▸ **Required task**
From the listing that follows, output everything exactly except the pictures.

▸ **Extracted information**
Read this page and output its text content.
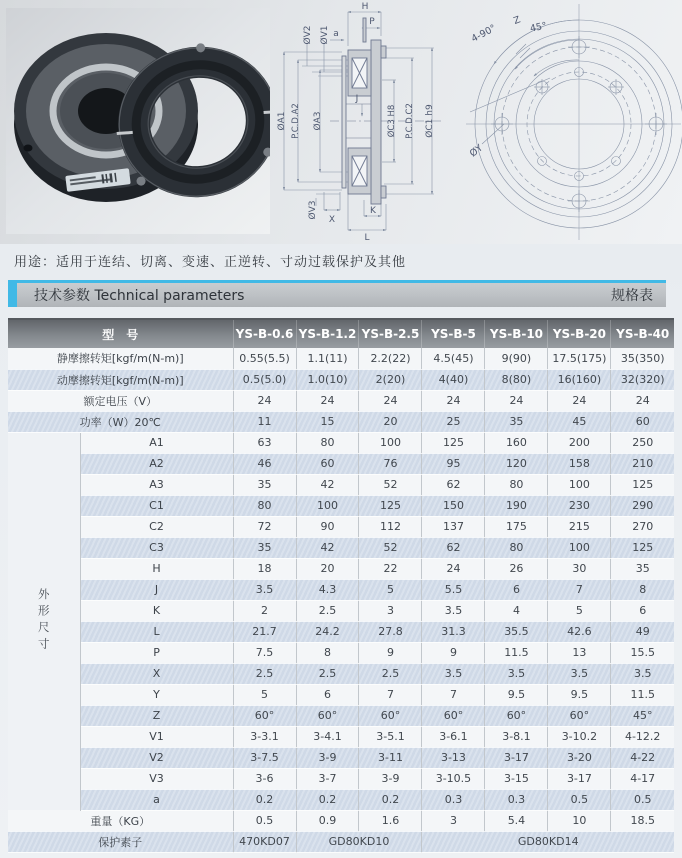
H
P
a
ØV2 ØV1
ØA1 P.C.D.A2 ØA3
J
ØC3 H8 P.C.D.C2 ØC1 h9
ØV3
X
K
L
4-90°
Z 45°
ØY
用途：适用于连结、切离、变速、正逆转、寸动过载保护及其他
技术参数 Technical parameters	规格表
型　号		YS-B-0.6	YS-B-1.2	YS-B-2.5	YS-B-5	YS-B-10	YS-B-20	YS-B-40
静摩擦转矩[kgf/m(N-m)]		0.55(5.5)	1.1(11)	2.2(22)	4.5(45)	9(90)	17.5(175)	35(350)
动摩擦转矩[kgf/m(N-m)]		0.5(5.0)	1.0(10)	2(20)	4(40)	8(80)	16(160)	32(320)
额定电压（V）		24	24	24	24	24	24	24
功率（W）20℃		11	15	20	25	35	45	60
外形尺寸	A1	63	80	100	125	160	200	250
	A2	46	60	76	95	120	158	210
	A3	35	42	52	62	80	100	125
	C1	80	100	125	150	190	230	290
	C2	72	90	112	137	175	215	270
	C3	35	42	52	62	80	100	125
	H	18	20	22	24	26	30	35
	J	3.5	4.3	5	5.5	6	7	8
	K	2	2.5	3	3.5	4	5	6
	L	21.7	24.2	27.8	31.3	35.5	42.6	49
	P	7.5	8	9	9	11.5	13	15.5
	X	2.5	2.5	2.5	3.5	3.5	3.5	3.5
	Y	5	6	7	7	9.5	9.5	11.5
	Z	60°	60°	60°	60°	60°	60°	45°
	V1	3-3.1	3-4.1	3-5.1	3-6.1	3-8.1	3-10.2	4-12.2
	V2	3-7.5	3-9	3-11	3-13	3-17	3-20	4-22
	V3	3-6	3-7	3-9	3-10.5	3-15	3-17	4-17
	a	0.2	0.2	0.2	0.3	0.3	0.5	0.5
重量（KG）		0.5	0.9	1.6	3	5.4	10	18.5
保护素子		470KD07	GD80KD10		GD80KD14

▸ **Task output**
Read this page and output its text content.
H
P
a
ØV2 ØV1
ØA1 P.C.D.A2 ØA3
J
ØC3 H8 P.C.D.C2 ØC1 h9
ØV3
X
K
L
4-90°
Z 45°
ØY
用途：适用于连结、切离、变速、正逆转、寸动过载保护及其他
技术参数 Technical parameters	规格表
型　号		YS-B-0.6	YS-B-1.2	YS-B-2.5	YS-B-5	YS-B-10	YS-B-20	YS-B-40
静摩擦转矩[kgf/m(N-m)]		0.55(5.5)	1.1(11)	2.2(22)	4.5(45)	9(90)	17.5(175)	35(350)
动摩擦转矩[kgf/m(N-m)]		0.5(5.0)	1.0(10)	2(20)	4(40)	8(80)	16(160)	32(320)
额定电压（V）		24	24	24	24	24	24	24
功率（W）20℃		11	15	20	25	35	45	60
外形尺寸	A1	63	80	100	125	160	200	250
	A2	46	60	76	95	120	158	210
	A3	35	42	52	62	80	100	125
	C1	80	100	125	150	190	230	290
	C2	72	90	112	137	175	215	270
	C3	35	42	52	62	80	100	125
	H	18	20	22	24	26	30	35
	J	3.5	4.3	5	5.5	6	7	8
	K	2	2.5	3	3.5	4	5	6
	L	21.7	24.2	27.8	31.3	35.5	42.6	49
	P	7.5	8	9	9	11.5	13	15.5
	X	2.5	2.5	2.5	3.5	3.5	3.5	3.5
	Y	5	6	7	7	9.5	9.5	11.5
	Z	60°	60°	60°	60°	60°	60°	45°
	V1	3-3.1	3-4.1	3-5.1	3-6.1	3-8.1	3-10.2	4-12.2
	V2	3-7.5	3-9	3-11	3-13	3-17	3-20	4-22
	V3	3-6	3-7	3-9	3-10.5	3-15	3-17	4-17
	a	0.2	0.2	0.2	0.3	0.3	0.5	0.5
重量（KG）		0.5	0.9	1.6	3	5.4	10	18.5
保护素子		470KD07	GD80KD10		GD80KD14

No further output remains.